§ **PROBLEM STATEMENT**:
Without the pictures, return each record as it appears.
★ ★ ★ ★ ★ ★ ★
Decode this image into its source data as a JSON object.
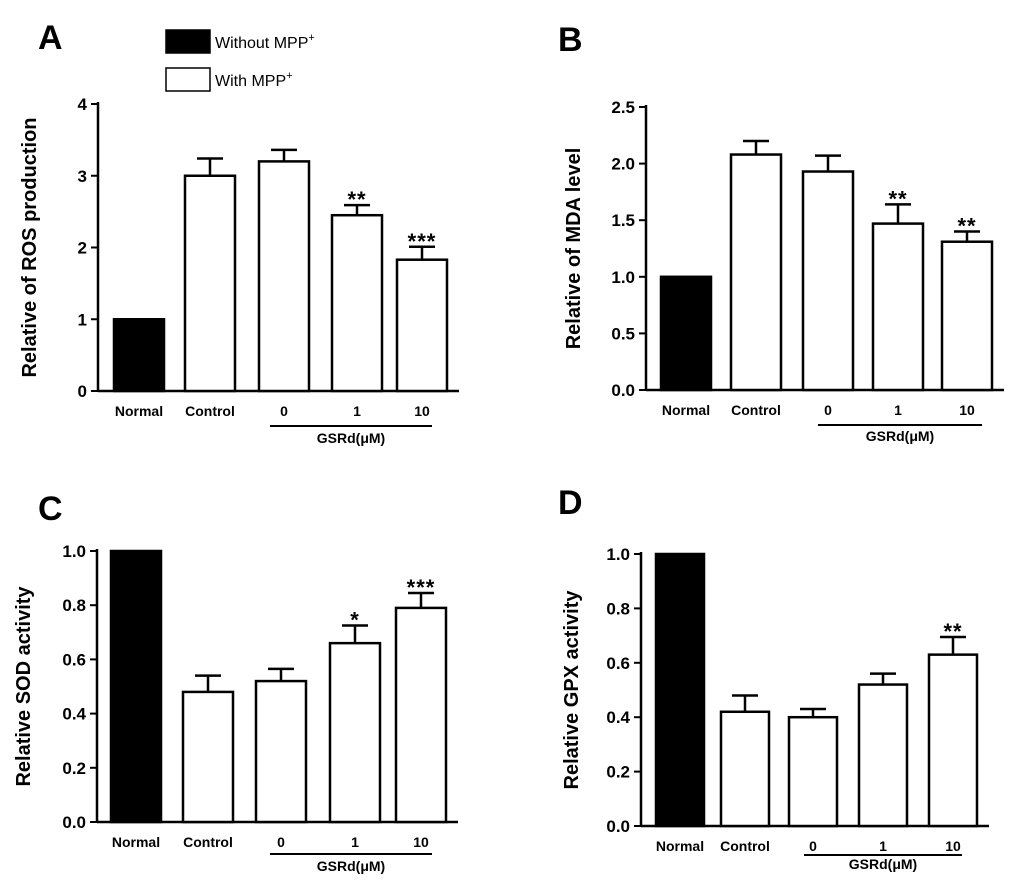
{
  "legend": {
    "items": [
      {
        "label": "Without MPP",
        "sup": "+",
        "fill": "#000000"
      },
      {
        "label": "With MPP",
        "sup": "+",
        "fill": "#ffffff"
      }
    ]
  },
  "chart_data": [
    {
      "panel": "A",
      "type": "bar",
      "ylabel": "Relative of ROS production",
      "categories": [
        "Normal",
        "Control",
        "0",
        "1",
        "10"
      ],
      "values": [
        1.0,
        3.0,
        3.2,
        2.45,
        1.83
      ],
      "errors": [
        0.0,
        0.24,
        0.16,
        0.14,
        0.18
      ],
      "fills": [
        "#000000",
        "#ffffff",
        "#ffffff",
        "#ffffff",
        "#ffffff"
      ],
      "significance": [
        "",
        "",
        "",
        "**",
        "***"
      ],
      "ylim": [
        0,
        4
      ],
      "yticks": [
        0,
        1,
        2,
        3,
        4
      ],
      "ytick_labels": [
        "0",
        "1",
        "2",
        "3",
        "4"
      ],
      "group_label": "GSRd(μM)"
    },
    {
      "panel": "B",
      "type": "bar",
      "ylabel": "Relative of MDA level",
      "categories": [
        "Normal",
        "Control",
        "0",
        "1",
        "10"
      ],
      "values": [
        1.0,
        2.08,
        1.93,
        1.47,
        1.31
      ],
      "errors": [
        0.0,
        0.12,
        0.14,
        0.17,
        0.09
      ],
      "fills": [
        "#000000",
        "#ffffff",
        "#ffffff",
        "#ffffff",
        "#ffffff"
      ],
      "significance": [
        "",
        "",
        "",
        "**",
        "**"
      ],
      "ylim": [
        0,
        2.5
      ],
      "yticks": [
        0,
        0.5,
        1,
        1.5,
        2,
        2.5
      ],
      "ytick_labels": [
        "0.0",
        "0.5",
        "1.0",
        "1.5",
        "2.0",
        "2.5"
      ],
      "group_label": "GSRd(μM)"
    },
    {
      "panel": "C",
      "type": "bar",
      "ylabel": "Relative SOD activity",
      "categories": [
        "Normal",
        "Control",
        "0",
        "1",
        "10"
      ],
      "values": [
        1.0,
        0.48,
        0.52,
        0.66,
        0.79
      ],
      "errors": [
        0.0,
        0.06,
        0.045,
        0.065,
        0.055
      ],
      "fills": [
        "#000000",
        "#ffffff",
        "#ffffff",
        "#ffffff",
        "#ffffff"
      ],
      "significance": [
        "",
        "",
        "",
        "*",
        "***"
      ],
      "ylim": [
        0,
        1
      ],
      "yticks": [
        0,
        0.2,
        0.4,
        0.6,
        0.8,
        1
      ],
      "ytick_labels": [
        "0.0",
        "0.2",
        "0.4",
        "0.6",
        "0.8",
        "1.0"
      ],
      "group_label": "GSRd(μM)"
    },
    {
      "panel": "D",
      "type": "bar",
      "ylabel": "Relative GPX activity",
      "categories": [
        "Normal",
        "Control",
        "0",
        "1",
        "10"
      ],
      "values": [
        1.0,
        0.42,
        0.4,
        0.52,
        0.63
      ],
      "errors": [
        0.0,
        0.06,
        0.03,
        0.04,
        0.065
      ],
      "fills": [
        "#000000",
        "#ffffff",
        "#ffffff",
        "#ffffff",
        "#ffffff"
      ],
      "significance": [
        "",
        "",
        "",
        "",
        "**"
      ],
      "ylim": [
        0,
        1
      ],
      "yticks": [
        0,
        0.2,
        0.4,
        0.6,
        0.8,
        1
      ],
      "ytick_labels": [
        "0.0",
        "0.2",
        "0.4",
        "0.6",
        "0.8",
        "1.0"
      ],
      "group_label": "GSRd(μM)"
    }
  ]
}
★ ★ ★ ★ ★ ★ ★
§ **WRITTEN REPLY**:
Decode this image into its source data as a JSON object.
{
  "legend": {
    "items": [
      {
        "label": "Without MPP",
        "sup": "+",
        "fill": "#000000"
      },
      {
        "label": "With MPP",
        "sup": "+",
        "fill": "#ffffff"
      }
    ]
  },
  "chart_data": [
    {
      "panel": "A",
      "type": "bar",
      "ylabel": "Relative of ROS production",
      "categories": [
        "Normal",
        "Control",
        "0",
        "1",
        "10"
      ],
      "values": [
        1.0,
        3.0,
        3.2,
        2.45,
        1.83
      ],
      "errors": [
        0.0,
        0.24,
        0.16,
        0.14,
        0.18
      ],
      "fills": [
        "#000000",
        "#ffffff",
        "#ffffff",
        "#ffffff",
        "#ffffff"
      ],
      "significance": [
        "",
        "",
        "",
        "**",
        "***"
      ],
      "ylim": [
        0,
        4
      ],
      "yticks": [
        0,
        1,
        2,
        3,
        4
      ],
      "ytick_labels": [
        "0",
        "1",
        "2",
        "3",
        "4"
      ],
      "group_label": "GSRd(μM)"
    },
    {
      "panel": "B",
      "type": "bar",
      "ylabel": "Relative of MDA level",
      "categories": [
        "Normal",
        "Control",
        "0",
        "1",
        "10"
      ],
      "values": [
        1.0,
        2.08,
        1.93,
        1.47,
        1.31
      ],
      "errors": [
        0.0,
        0.12,
        0.14,
        0.17,
        0.09
      ],
      "fills": [
        "#000000",
        "#ffffff",
        "#ffffff",
        "#ffffff",
        "#ffffff"
      ],
      "significance": [
        "",
        "",
        "",
        "**",
        "**"
      ],
      "ylim": [
        0,
        2.5
      ],
      "yticks": [
        0,
        0.5,
        1,
        1.5,
        2,
        2.5
      ],
      "ytick_labels": [
        "0.0",
        "0.5",
        "1.0",
        "1.5",
        "2.0",
        "2.5"
      ],
      "group_label": "GSRd(μM)"
    },
    {
      "panel": "C",
      "type": "bar",
      "ylabel": "Relative SOD activity",
      "categories": [
        "Normal",
        "Control",
        "0",
        "1",
        "10"
      ],
      "values": [
        1.0,
        0.48,
        0.52,
        0.66,
        0.79
      ],
      "errors": [
        0.0,
        0.06,
        0.045,
        0.065,
        0.055
      ],
      "fills": [
        "#000000",
        "#ffffff",
        "#ffffff",
        "#ffffff",
        "#ffffff"
      ],
      "significance": [
        "",
        "",
        "",
        "*",
        "***"
      ],
      "ylim": [
        0,
        1
      ],
      "yticks": [
        0,
        0.2,
        0.4,
        0.6,
        0.8,
        1
      ],
      "ytick_labels": [
        "0.0",
        "0.2",
        "0.4",
        "0.6",
        "0.8",
        "1.0"
      ],
      "group_label": "GSRd(μM)"
    },
    {
      "panel": "D",
      "type": "bar",
      "ylabel": "Relative GPX activity",
      "categories": [
        "Normal",
        "Control",
        "0",
        "1",
        "10"
      ],
      "values": [
        1.0,
        0.42,
        0.4,
        0.52,
        0.63
      ],
      "errors": [
        0.0,
        0.06,
        0.03,
        0.04,
        0.065
      ],
      "fills": [
        "#000000",
        "#ffffff",
        "#ffffff",
        "#ffffff",
        "#ffffff"
      ],
      "significance": [
        "",
        "",
        "",
        "",
        "**"
      ],
      "ylim": [
        0,
        1
      ],
      "yticks": [
        0,
        0.2,
        0.4,
        0.6,
        0.8,
        1
      ],
      "ytick_labels": [
        "0.0",
        "0.2",
        "0.4",
        "0.6",
        "0.8",
        "1.0"
      ],
      "group_label": "GSRd(μM)"
    }
  ]
}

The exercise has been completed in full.